start

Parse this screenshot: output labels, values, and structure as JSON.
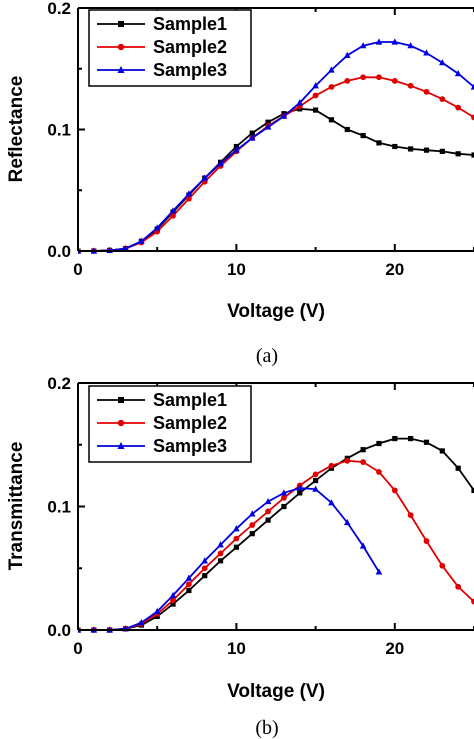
{
  "chart_data": [
    {
      "type": "line",
      "panel_label": "(a)",
      "xlabel": "Voltage (V)",
      "ylabel": "Reflectance",
      "xlim": [
        0,
        25
      ],
      "ylim": [
        0,
        0.2
      ],
      "x_ticks": [
        0,
        10,
        20
      ],
      "y_ticks": [
        0.0,
        0.1,
        0.2
      ],
      "y_tick_labels": [
        "0.0",
        "0.1",
        "0.2"
      ],
      "legend_position": "top-left",
      "series": [
        {
          "name": "Sample1",
          "color": "#000000",
          "marker": "square",
          "x": [
            0,
            1,
            2,
            3,
            4,
            5,
            6,
            7,
            8,
            9,
            10,
            11,
            12,
            13,
            14,
            15,
            16,
            17,
            18,
            19,
            20,
            21,
            22,
            23,
            24,
            25
          ],
          "y": [
            0,
            0,
            0.0005,
            0.002,
            0.008,
            0.018,
            0.032,
            0.046,
            0.06,
            0.073,
            0.086,
            0.097,
            0.106,
            0.113,
            0.117,
            0.116,
            0.108,
            0.1,
            0.095,
            0.089,
            0.086,
            0.084,
            0.083,
            0.082,
            0.08,
            0.079
          ]
        },
        {
          "name": "Sample2",
          "color": "#e00000",
          "marker": "circle",
          "x": [
            0,
            1,
            2,
            3,
            4,
            5,
            6,
            7,
            8,
            9,
            10,
            11,
            12,
            13,
            14,
            15,
            16,
            17,
            18,
            19,
            20,
            21,
            22,
            23,
            24,
            25
          ],
          "y": [
            0,
            0,
            0.0005,
            0.002,
            0.007,
            0.016,
            0.029,
            0.043,
            0.057,
            0.07,
            0.082,
            0.093,
            0.103,
            0.111,
            0.119,
            0.128,
            0.135,
            0.14,
            0.143,
            0.143,
            0.14,
            0.136,
            0.131,
            0.125,
            0.118,
            0.11
          ]
        },
        {
          "name": "Sample3",
          "color": "#0000e0",
          "marker": "triangle",
          "x": [
            0,
            1,
            2,
            3,
            4,
            5,
            6,
            7,
            8,
            9,
            10,
            11,
            12,
            13,
            14,
            15,
            16,
            17,
            18,
            19,
            20,
            21,
            22,
            23,
            24,
            25
          ],
          "y": [
            0,
            0,
            0.0005,
            0.002,
            0.008,
            0.019,
            0.033,
            0.047,
            0.06,
            0.072,
            0.083,
            0.093,
            0.102,
            0.111,
            0.122,
            0.136,
            0.149,
            0.161,
            0.169,
            0.172,
            0.172,
            0.169,
            0.163,
            0.155,
            0.146,
            0.135
          ]
        }
      ]
    },
    {
      "type": "line",
      "panel_label": "(b)",
      "xlabel": "Voltage (V)",
      "ylabel": "Transmittance",
      "xlim": [
        0,
        25
      ],
      "ylim": [
        0,
        0.2
      ],
      "x_ticks": [
        0,
        10,
        20
      ],
      "y_ticks": [
        0.0,
        0.1,
        0.2
      ],
      "y_tick_labels": [
        "0.0",
        "0.1",
        "0.2"
      ],
      "legend_position": "top-left",
      "series": [
        {
          "name": "Sample1",
          "color": "#000000",
          "marker": "square",
          "x": [
            0,
            1,
            2,
            3,
            4,
            5,
            6,
            7,
            8,
            9,
            10,
            11,
            12,
            13,
            14,
            15,
            16,
            17,
            18,
            19,
            20,
            21,
            22,
            23,
            24,
            25
          ],
          "y": [
            0,
            0,
            0,
            0.001,
            0.004,
            0.011,
            0.021,
            0.032,
            0.044,
            0.056,
            0.067,
            0.078,
            0.089,
            0.1,
            0.111,
            0.121,
            0.131,
            0.139,
            0.146,
            0.151,
            0.155,
            0.155,
            0.152,
            0.145,
            0.131,
            0.113
          ]
        },
        {
          "name": "Sample2",
          "color": "#e00000",
          "marker": "circle",
          "x": [
            0,
            1,
            2,
            3,
            4,
            5,
            6,
            7,
            8,
            9,
            10,
            11,
            12,
            13,
            14,
            15,
            16,
            17,
            18,
            19,
            20,
            21,
            22,
            23,
            24,
            25
          ],
          "y": [
            0,
            0,
            0,
            0.001,
            0.005,
            0.013,
            0.024,
            0.037,
            0.05,
            0.062,
            0.074,
            0.085,
            0.096,
            0.107,
            0.117,
            0.126,
            0.133,
            0.137,
            0.136,
            0.128,
            0.113,
            0.093,
            0.072,
            0.052,
            0.035,
            0.023
          ]
        },
        {
          "name": "Sample3",
          "color": "#0000e0",
          "marker": "triangle",
          "x": [
            0,
            1,
            2,
            3,
            4,
            5,
            6,
            7,
            8,
            9,
            10,
            11,
            12,
            13,
            14,
            15,
            16,
            17,
            18,
            19
          ],
          "y": [
            0,
            0,
            0,
            0.001,
            0.006,
            0.015,
            0.028,
            0.042,
            0.056,
            0.069,
            0.082,
            0.094,
            0.104,
            0.111,
            0.115,
            0.114,
            0.103,
            0.087,
            0.068,
            0.047
          ]
        }
      ]
    }
  ]
}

end

Task instructions:
Reproduce the material in full, word for word, and omit the pictures.

The response:
Parse this screenshot: output labels, values, and structure as JSON.
{
  "chart_data": [
    {
      "type": "line",
      "panel_label": "(a)",
      "xlabel": "Voltage (V)",
      "ylabel": "Reflectance",
      "xlim": [
        0,
        25
      ],
      "ylim": [
        0,
        0.2
      ],
      "x_ticks": [
        0,
        10,
        20
      ],
      "y_ticks": [
        0.0,
        0.1,
        0.2
      ],
      "y_tick_labels": [
        "0.0",
        "0.1",
        "0.2"
      ],
      "legend_position": "top-left",
      "series": [
        {
          "name": "Sample1",
          "color": "#000000",
          "marker": "square",
          "x": [
            0,
            1,
            2,
            3,
            4,
            5,
            6,
            7,
            8,
            9,
            10,
            11,
            12,
            13,
            14,
            15,
            16,
            17,
            18,
            19,
            20,
            21,
            22,
            23,
            24,
            25
          ],
          "y": [
            0,
            0,
            0.0005,
            0.002,
            0.008,
            0.018,
            0.032,
            0.046,
            0.06,
            0.073,
            0.086,
            0.097,
            0.106,
            0.113,
            0.117,
            0.116,
            0.108,
            0.1,
            0.095,
            0.089,
            0.086,
            0.084,
            0.083,
            0.082,
            0.08,
            0.079
          ]
        },
        {
          "name": "Sample2",
          "color": "#e00000",
          "marker": "circle",
          "x": [
            0,
            1,
            2,
            3,
            4,
            5,
            6,
            7,
            8,
            9,
            10,
            11,
            12,
            13,
            14,
            15,
            16,
            17,
            18,
            19,
            20,
            21,
            22,
            23,
            24,
            25
          ],
          "y": [
            0,
            0,
            0.0005,
            0.002,
            0.007,
            0.016,
            0.029,
            0.043,
            0.057,
            0.07,
            0.082,
            0.093,
            0.103,
            0.111,
            0.119,
            0.128,
            0.135,
            0.14,
            0.143,
            0.143,
            0.14,
            0.136,
            0.131,
            0.125,
            0.118,
            0.11
          ]
        },
        {
          "name": "Sample3",
          "color": "#0000e0",
          "marker": "triangle",
          "x": [
            0,
            1,
            2,
            3,
            4,
            5,
            6,
            7,
            8,
            9,
            10,
            11,
            12,
            13,
            14,
            15,
            16,
            17,
            18,
            19,
            20,
            21,
            22,
            23,
            24,
            25
          ],
          "y": [
            0,
            0,
            0.0005,
            0.002,
            0.008,
            0.019,
            0.033,
            0.047,
            0.06,
            0.072,
            0.083,
            0.093,
            0.102,
            0.111,
            0.122,
            0.136,
            0.149,
            0.161,
            0.169,
            0.172,
            0.172,
            0.169,
            0.163,
            0.155,
            0.146,
            0.135
          ]
        }
      ]
    },
    {
      "type": "line",
      "panel_label": "(b)",
      "xlabel": "Voltage (V)",
      "ylabel": "Transmittance",
      "xlim": [
        0,
        25
      ],
      "ylim": [
        0,
        0.2
      ],
      "x_ticks": [
        0,
        10,
        20
      ],
      "y_ticks": [
        0.0,
        0.1,
        0.2
      ],
      "y_tick_labels": [
        "0.0",
        "0.1",
        "0.2"
      ],
      "legend_position": "top-left",
      "series": [
        {
          "name": "Sample1",
          "color": "#000000",
          "marker": "square",
          "x": [
            0,
            1,
            2,
            3,
            4,
            5,
            6,
            7,
            8,
            9,
            10,
            11,
            12,
            13,
            14,
            15,
            16,
            17,
            18,
            19,
            20,
            21,
            22,
            23,
            24,
            25
          ],
          "y": [
            0,
            0,
            0,
            0.001,
            0.004,
            0.011,
            0.021,
            0.032,
            0.044,
            0.056,
            0.067,
            0.078,
            0.089,
            0.1,
            0.111,
            0.121,
            0.131,
            0.139,
            0.146,
            0.151,
            0.155,
            0.155,
            0.152,
            0.145,
            0.131,
            0.113
          ]
        },
        {
          "name": "Sample2",
          "color": "#e00000",
          "marker": "circle",
          "x": [
            0,
            1,
            2,
            3,
            4,
            5,
            6,
            7,
            8,
            9,
            10,
            11,
            12,
            13,
            14,
            15,
            16,
            17,
            18,
            19,
            20,
            21,
            22,
            23,
            24,
            25
          ],
          "y": [
            0,
            0,
            0,
            0.001,
            0.005,
            0.013,
            0.024,
            0.037,
            0.05,
            0.062,
            0.074,
            0.085,
            0.096,
            0.107,
            0.117,
            0.126,
            0.133,
            0.137,
            0.136,
            0.128,
            0.113,
            0.093,
            0.072,
            0.052,
            0.035,
            0.023
          ]
        },
        {
          "name": "Sample3",
          "color": "#0000e0",
          "marker": "triangle",
          "x": [
            0,
            1,
            2,
            3,
            4,
            5,
            6,
            7,
            8,
            9,
            10,
            11,
            12,
            13,
            14,
            15,
            16,
            17,
            18,
            19
          ],
          "y": [
            0,
            0,
            0,
            0.001,
            0.006,
            0.015,
            0.028,
            0.042,
            0.056,
            0.069,
            0.082,
            0.094,
            0.104,
            0.111,
            0.115,
            0.114,
            0.103,
            0.087,
            0.068,
            0.047
          ]
        }
      ]
    }
  ]
}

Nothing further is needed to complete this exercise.